The reach of farm lobby groups could even be felt well beyond the CAP, with a proposal for a taxonomy of what classifies as a green investment weakened in relation to farming and bio-energy among others. With farmers among one of the most vulnerable groups when it comes to climate impacts, undermining the EU Green Deal, which is trying to reduce impacts, makes the farming lobby look like it is selling its mule to buy a plough. Already last summer we saw two-thirds of French departments impose water restrictions. Germany is preparing a water strategy to prioritise use during droughts in anticipation of more and worse droughts to come.

Reforming a system of farm subsidies and entitlements is hard under most conditions and in most places. EU efforts to do so in the past have had very limited success for a number of reasons.

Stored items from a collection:
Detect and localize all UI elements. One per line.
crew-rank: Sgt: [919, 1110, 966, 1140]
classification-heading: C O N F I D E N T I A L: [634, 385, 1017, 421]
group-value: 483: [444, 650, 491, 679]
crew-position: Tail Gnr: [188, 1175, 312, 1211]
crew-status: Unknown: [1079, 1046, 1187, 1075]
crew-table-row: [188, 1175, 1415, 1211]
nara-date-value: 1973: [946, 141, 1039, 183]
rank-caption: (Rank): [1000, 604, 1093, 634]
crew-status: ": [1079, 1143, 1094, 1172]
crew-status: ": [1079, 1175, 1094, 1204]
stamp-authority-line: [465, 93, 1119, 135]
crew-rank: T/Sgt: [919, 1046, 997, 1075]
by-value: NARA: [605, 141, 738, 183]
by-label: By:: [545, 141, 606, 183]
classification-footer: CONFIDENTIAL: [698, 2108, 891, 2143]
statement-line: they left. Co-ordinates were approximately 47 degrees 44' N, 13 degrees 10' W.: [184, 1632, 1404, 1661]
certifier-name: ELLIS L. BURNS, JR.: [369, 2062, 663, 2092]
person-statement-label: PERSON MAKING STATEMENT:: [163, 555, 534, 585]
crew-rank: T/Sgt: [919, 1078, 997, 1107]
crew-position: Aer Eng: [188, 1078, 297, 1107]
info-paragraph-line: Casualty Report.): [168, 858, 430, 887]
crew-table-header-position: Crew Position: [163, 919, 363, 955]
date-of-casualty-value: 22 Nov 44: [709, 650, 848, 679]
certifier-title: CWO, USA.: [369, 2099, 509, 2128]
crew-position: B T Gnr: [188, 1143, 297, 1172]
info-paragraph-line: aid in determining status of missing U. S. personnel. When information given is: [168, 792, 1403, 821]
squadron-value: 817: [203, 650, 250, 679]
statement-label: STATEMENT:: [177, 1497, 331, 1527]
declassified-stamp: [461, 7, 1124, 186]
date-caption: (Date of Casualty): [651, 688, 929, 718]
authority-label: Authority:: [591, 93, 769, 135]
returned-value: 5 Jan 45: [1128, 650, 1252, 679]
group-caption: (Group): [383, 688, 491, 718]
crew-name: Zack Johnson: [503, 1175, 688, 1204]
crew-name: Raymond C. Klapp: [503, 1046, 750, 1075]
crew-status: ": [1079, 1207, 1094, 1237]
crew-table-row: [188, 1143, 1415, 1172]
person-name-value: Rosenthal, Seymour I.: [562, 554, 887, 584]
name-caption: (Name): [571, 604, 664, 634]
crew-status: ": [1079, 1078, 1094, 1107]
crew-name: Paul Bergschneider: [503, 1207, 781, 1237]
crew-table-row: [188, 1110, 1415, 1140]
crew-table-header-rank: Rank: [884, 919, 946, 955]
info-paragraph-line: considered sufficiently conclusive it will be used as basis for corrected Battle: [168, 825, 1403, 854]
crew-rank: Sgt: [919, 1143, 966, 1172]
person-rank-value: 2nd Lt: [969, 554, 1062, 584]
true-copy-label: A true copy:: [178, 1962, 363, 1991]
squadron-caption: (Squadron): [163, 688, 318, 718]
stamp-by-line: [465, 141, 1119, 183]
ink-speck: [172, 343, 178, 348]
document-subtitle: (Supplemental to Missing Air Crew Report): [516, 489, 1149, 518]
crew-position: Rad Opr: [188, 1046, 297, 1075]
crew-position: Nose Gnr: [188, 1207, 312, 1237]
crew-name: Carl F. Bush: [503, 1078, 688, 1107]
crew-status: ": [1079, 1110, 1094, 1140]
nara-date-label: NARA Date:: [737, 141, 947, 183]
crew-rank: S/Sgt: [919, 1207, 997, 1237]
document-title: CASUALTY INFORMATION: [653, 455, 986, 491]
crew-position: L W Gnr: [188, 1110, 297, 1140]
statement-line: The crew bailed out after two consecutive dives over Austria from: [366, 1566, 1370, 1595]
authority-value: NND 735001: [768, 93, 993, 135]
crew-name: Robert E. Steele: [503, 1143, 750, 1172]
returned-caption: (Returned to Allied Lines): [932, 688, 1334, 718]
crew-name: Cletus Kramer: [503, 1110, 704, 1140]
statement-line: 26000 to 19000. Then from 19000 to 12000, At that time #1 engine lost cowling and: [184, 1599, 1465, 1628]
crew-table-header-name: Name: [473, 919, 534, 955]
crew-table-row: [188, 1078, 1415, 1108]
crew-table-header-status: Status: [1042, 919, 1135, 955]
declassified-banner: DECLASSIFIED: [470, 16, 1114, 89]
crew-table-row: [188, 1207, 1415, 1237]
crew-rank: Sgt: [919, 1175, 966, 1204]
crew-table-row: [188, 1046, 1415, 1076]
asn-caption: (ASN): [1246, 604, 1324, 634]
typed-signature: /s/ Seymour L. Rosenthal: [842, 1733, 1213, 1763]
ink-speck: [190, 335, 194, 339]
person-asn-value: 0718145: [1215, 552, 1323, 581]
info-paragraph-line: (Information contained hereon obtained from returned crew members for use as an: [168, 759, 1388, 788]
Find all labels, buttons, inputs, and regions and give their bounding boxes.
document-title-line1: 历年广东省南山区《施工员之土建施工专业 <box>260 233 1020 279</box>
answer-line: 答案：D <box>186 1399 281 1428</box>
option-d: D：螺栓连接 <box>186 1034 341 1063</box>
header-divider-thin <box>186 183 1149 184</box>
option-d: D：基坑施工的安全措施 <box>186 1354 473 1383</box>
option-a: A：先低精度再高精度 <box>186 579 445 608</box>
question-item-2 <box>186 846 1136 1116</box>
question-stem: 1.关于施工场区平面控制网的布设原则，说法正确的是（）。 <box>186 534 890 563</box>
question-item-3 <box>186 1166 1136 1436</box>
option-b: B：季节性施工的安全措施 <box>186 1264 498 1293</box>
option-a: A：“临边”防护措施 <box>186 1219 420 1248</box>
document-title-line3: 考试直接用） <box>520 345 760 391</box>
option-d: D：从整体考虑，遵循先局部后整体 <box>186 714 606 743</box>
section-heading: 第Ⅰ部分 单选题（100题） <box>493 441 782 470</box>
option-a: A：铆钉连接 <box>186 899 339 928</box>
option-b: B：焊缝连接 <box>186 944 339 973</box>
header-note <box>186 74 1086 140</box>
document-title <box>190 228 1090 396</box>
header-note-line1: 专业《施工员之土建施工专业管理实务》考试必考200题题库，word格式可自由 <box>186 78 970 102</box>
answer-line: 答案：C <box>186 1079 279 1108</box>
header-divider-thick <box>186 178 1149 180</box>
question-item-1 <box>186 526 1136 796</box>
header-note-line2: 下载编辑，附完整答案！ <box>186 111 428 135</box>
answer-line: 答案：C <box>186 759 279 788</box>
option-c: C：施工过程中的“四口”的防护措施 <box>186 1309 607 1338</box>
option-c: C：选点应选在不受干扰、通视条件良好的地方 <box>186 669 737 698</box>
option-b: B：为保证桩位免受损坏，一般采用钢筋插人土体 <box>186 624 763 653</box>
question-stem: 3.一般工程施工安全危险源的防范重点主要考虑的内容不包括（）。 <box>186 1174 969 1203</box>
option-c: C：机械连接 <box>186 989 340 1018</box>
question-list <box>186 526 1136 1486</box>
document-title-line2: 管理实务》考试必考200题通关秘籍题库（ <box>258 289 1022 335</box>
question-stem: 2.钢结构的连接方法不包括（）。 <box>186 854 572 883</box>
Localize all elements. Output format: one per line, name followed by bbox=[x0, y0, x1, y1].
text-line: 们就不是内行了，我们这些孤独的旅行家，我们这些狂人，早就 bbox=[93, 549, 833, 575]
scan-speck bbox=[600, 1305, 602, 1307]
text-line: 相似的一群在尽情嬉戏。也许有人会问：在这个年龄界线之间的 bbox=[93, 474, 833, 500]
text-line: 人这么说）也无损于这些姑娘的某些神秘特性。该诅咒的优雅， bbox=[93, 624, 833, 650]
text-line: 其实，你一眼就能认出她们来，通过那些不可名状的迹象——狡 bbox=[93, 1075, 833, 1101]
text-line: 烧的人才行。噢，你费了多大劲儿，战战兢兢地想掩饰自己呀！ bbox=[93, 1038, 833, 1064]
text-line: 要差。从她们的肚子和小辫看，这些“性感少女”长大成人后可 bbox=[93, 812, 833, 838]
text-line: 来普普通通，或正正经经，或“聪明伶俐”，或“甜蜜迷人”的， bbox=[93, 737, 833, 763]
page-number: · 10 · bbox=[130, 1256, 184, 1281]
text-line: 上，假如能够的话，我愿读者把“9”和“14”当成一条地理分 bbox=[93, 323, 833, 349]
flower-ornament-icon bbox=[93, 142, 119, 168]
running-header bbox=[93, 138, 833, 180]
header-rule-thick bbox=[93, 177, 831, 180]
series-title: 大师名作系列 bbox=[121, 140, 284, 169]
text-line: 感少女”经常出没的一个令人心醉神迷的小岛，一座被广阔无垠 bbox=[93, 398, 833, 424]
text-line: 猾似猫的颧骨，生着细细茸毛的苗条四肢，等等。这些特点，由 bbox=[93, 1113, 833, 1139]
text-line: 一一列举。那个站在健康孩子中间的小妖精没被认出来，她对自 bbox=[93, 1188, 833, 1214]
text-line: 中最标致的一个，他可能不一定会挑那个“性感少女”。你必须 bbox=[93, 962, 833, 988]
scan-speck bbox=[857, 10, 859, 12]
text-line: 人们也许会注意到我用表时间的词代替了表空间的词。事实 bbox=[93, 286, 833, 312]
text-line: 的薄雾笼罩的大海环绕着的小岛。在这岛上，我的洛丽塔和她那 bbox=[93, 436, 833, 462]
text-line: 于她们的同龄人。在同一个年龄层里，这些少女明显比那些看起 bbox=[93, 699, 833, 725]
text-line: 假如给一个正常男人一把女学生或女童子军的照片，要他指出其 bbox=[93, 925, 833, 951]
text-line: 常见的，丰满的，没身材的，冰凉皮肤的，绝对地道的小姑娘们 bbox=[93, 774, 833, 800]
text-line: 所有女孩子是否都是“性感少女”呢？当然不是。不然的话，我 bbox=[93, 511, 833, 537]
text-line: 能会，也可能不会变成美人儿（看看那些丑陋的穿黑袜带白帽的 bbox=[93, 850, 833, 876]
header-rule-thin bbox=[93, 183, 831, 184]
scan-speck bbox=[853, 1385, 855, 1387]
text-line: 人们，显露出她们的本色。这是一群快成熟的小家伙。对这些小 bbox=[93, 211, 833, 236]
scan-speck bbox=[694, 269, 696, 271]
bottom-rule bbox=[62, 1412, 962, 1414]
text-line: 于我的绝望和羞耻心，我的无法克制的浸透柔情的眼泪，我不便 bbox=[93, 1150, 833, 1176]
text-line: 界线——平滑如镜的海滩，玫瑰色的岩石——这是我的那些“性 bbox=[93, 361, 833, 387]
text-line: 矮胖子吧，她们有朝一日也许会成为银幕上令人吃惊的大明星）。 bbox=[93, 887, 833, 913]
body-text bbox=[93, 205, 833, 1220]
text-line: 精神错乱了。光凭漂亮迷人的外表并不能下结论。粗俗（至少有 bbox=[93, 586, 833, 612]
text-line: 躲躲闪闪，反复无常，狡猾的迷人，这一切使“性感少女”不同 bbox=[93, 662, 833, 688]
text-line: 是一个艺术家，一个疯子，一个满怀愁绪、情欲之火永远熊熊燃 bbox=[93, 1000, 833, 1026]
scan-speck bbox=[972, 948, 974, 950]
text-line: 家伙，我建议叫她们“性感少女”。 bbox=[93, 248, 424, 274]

* [To do]:
- a) Reproduce part of the farm lobby passage word for word, starting at the words "The reach of" and stopping after "droughts to come.".
- b) Summarize the farm lobby passage in two sentences.
- c) Answer these questions from the farm lobby passage:
(i) What share of French departments imposed water restrictions last summer?
(ii) What is Germany preparing in anticipation of more and worse droughts?
(iii) How much success have past EU efforts to reform farm subsidies and entitlements had?
These entries have no connection to the farm lobby passage.

* [Worked solutions]:
- a)
The reach of farm lobby groups could even be felt well beyond the CAP, with a proposal for a taxonomy of what classifies as a green investment weakened in relation to farming and bio-energy among others. With farmers among one of the most vulnerable groups when it comes to climate impacts, undermining the EU Green Deal, which is trying to reduce impacts, makes the farming lobby look like it is selling its mule to buy a plough. Already last summer we saw two-thirds of French departments impose water restrictions. Germany is preparing a water strategy to prioritise use during droughts in anticipation of more and worse droughts to come.

- b) Farm lobby groups extended their influence beyond the CAP, weakening a proposed green investment taxonomy with regard to farming and bio-energy, even though farmers are among the groups most vulnerable to the climate impacts the EU Green Deal seeks to reduce. Reforming farm subsidies and entitlements is difficult, and past EU efforts to do so have had very limited success.

- c)
(i) Two-thirds.
(ii) A water strategy to prioritize use during droughts.
(iii) Very limited success.